» **Problem statement**:
Every line that holds the string "curve" is to be identified and copied.
- - -
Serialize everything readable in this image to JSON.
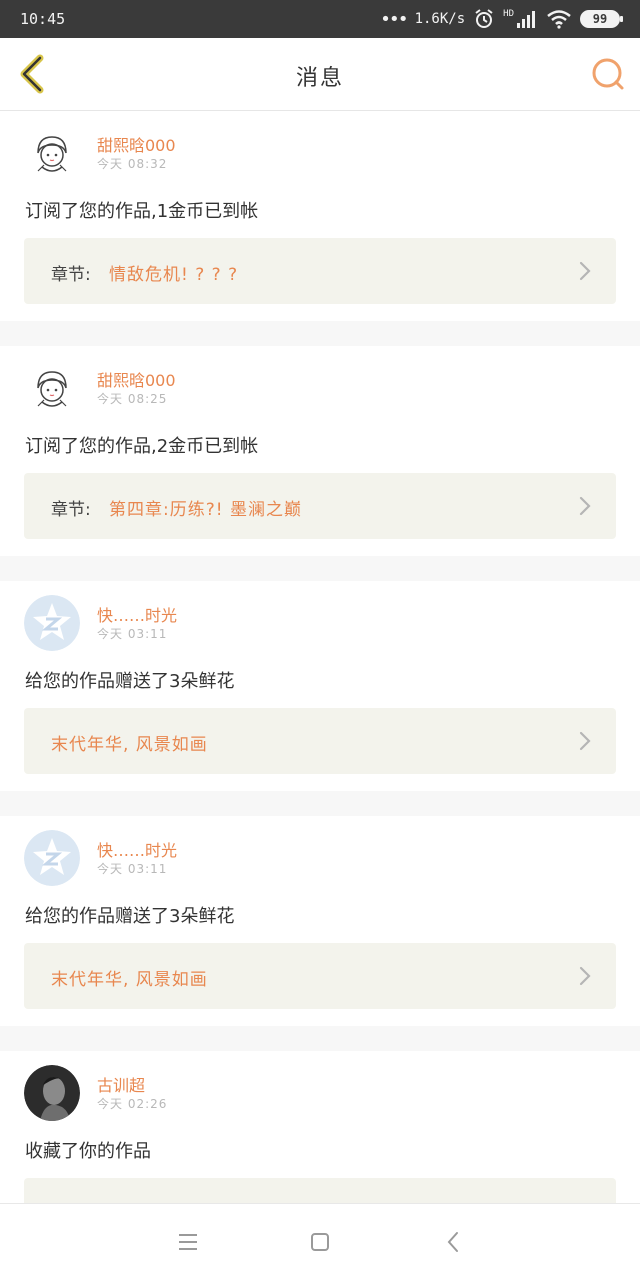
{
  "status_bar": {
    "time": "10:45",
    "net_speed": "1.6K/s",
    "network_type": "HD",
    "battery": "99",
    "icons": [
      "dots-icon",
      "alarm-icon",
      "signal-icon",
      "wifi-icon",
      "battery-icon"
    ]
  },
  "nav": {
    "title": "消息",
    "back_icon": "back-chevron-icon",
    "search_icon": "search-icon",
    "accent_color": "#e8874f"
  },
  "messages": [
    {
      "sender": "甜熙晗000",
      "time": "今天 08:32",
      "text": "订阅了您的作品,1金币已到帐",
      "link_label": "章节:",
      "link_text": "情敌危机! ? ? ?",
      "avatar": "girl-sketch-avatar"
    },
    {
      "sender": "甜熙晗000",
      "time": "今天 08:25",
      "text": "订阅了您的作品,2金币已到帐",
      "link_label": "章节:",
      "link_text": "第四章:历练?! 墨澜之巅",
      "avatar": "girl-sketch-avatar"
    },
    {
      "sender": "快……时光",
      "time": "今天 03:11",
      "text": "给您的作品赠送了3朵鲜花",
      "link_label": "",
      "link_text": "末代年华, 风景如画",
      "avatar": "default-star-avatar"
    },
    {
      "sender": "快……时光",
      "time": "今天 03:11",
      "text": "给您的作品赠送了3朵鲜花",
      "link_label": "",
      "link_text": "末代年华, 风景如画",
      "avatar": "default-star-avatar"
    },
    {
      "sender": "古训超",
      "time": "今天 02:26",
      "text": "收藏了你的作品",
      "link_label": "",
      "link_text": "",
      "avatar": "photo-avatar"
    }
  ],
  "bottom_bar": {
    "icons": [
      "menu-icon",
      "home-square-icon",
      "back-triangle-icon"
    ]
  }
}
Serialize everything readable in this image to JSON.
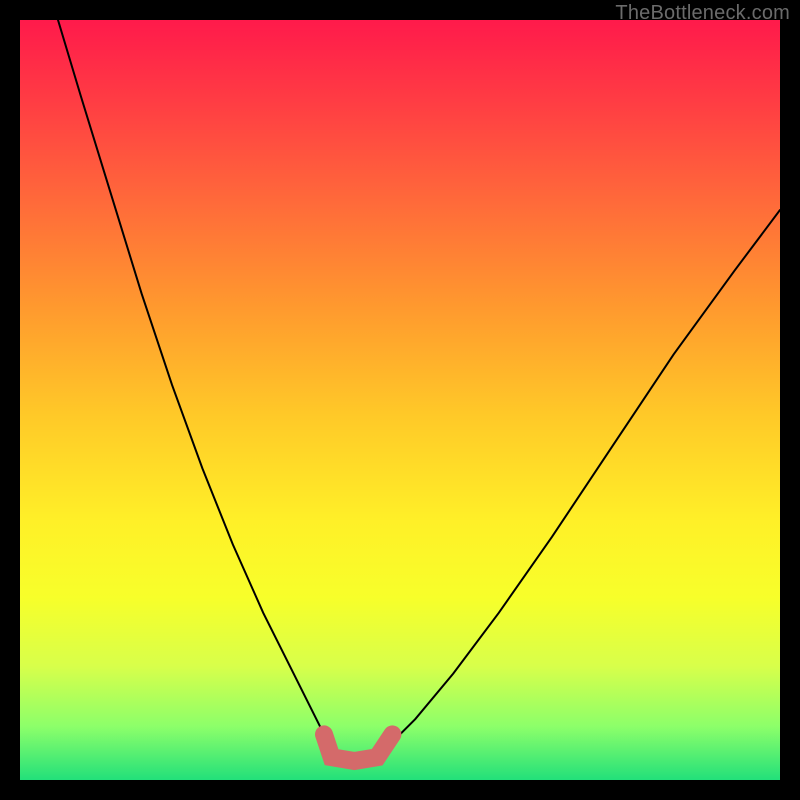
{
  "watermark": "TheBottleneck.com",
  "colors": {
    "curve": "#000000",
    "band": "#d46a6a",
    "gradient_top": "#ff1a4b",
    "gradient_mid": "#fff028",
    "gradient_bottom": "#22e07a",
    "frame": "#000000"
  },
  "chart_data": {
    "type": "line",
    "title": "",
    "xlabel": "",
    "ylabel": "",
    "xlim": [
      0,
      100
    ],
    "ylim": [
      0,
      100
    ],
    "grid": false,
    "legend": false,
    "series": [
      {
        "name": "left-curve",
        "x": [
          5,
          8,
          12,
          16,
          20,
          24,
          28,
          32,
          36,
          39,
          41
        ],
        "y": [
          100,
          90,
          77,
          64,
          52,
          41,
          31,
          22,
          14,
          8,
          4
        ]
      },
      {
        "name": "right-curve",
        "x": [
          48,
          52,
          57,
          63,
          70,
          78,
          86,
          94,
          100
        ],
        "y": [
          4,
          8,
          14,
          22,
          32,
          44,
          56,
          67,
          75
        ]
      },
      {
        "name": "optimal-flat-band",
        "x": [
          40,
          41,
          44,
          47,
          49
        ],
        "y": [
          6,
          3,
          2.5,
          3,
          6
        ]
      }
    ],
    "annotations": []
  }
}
- - -
» **Answer to this task**:
    "curve": "#000000",
        "name": "left-curve",
        "name": "right-curve",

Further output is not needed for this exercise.